» AIM OF THE TASK: Scan the data below for the string "Days". Show every line where it turns up.
>> begin
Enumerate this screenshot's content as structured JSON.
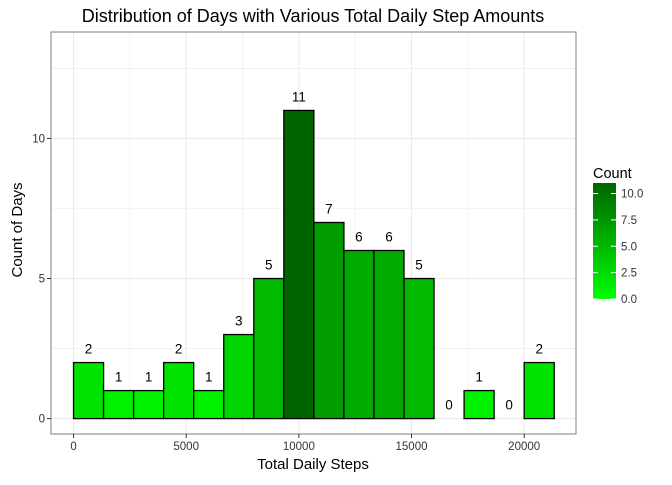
{
  "chart_data": {
    "type": "bar",
    "title": "Distribution of Days with Various Total Daily Step Amounts",
    "xlabel": "Total Daily Steps",
    "ylabel": "Count of Days",
    "bin_width": 1333.33,
    "bins": [
      {
        "x_min": 0,
        "x_max": 1333.33,
        "count": 2
      },
      {
        "x_min": 1333.33,
        "x_max": 2666.67,
        "count": 1
      },
      {
        "x_min": 2666.67,
        "x_max": 4000,
        "count": 1
      },
      {
        "x_min": 4000,
        "x_max": 5333.33,
        "count": 2
      },
      {
        "x_min": 5333.33,
        "x_max": 6666.67,
        "count": 1
      },
      {
        "x_min": 6666.67,
        "x_max": 8000,
        "count": 3
      },
      {
        "x_min": 8000,
        "x_max": 9333.33,
        "count": 5
      },
      {
        "x_min": 9333.33,
        "x_max": 10666.67,
        "count": 11
      },
      {
        "x_min": 10666.67,
        "x_max": 12000,
        "count": 7
      },
      {
        "x_min": 12000,
        "x_max": 13333.33,
        "count": 6
      },
      {
        "x_min": 13333.33,
        "x_max": 14666.67,
        "count": 6
      },
      {
        "x_min": 14666.67,
        "x_max": 16000,
        "count": 5
      },
      {
        "x_min": 16000,
        "x_max": 17333.33,
        "count": 0
      },
      {
        "x_min": 17333.33,
        "x_max": 18666.67,
        "count": 1
      },
      {
        "x_min": 18666.67,
        "x_max": 20000,
        "count": 0
      },
      {
        "x_min": 20000,
        "x_max": 21333.33,
        "count": 2
      }
    ],
    "xlim": [
      -1000,
      22300
    ],
    "ylim": [
      -0.55,
      13.8
    ],
    "x_ticks": [
      0,
      5000,
      10000,
      15000,
      20000
    ],
    "x_tick_labels": [
      "0",
      "5000",
      "10000",
      "15000",
      "20000"
    ],
    "y_ticks": [
      0,
      5,
      10
    ],
    "y_tick_labels": [
      "0",
      "5",
      "10"
    ],
    "grid": true,
    "legend": {
      "title": "Count",
      "placement": "right",
      "breaks": [
        0,
        2.5,
        5,
        7.5,
        10
      ],
      "labels": [
        "0.0",
        "2.5",
        "5.0",
        "7.5",
        "10.0"
      ],
      "range": [
        0,
        11
      ]
    },
    "colors": {
      "low": "#00ff00",
      "high": "#006400",
      "bar_outline": "#000000",
      "grid": "#ebebeb",
      "panel_border": "#7f7f7f"
    }
  }
}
>> end
» RESPONSE TO THIS TASK:
    "title": "Distribution of Days with Various Total Daily Step Amounts",
    "ylabel": "Count of Days",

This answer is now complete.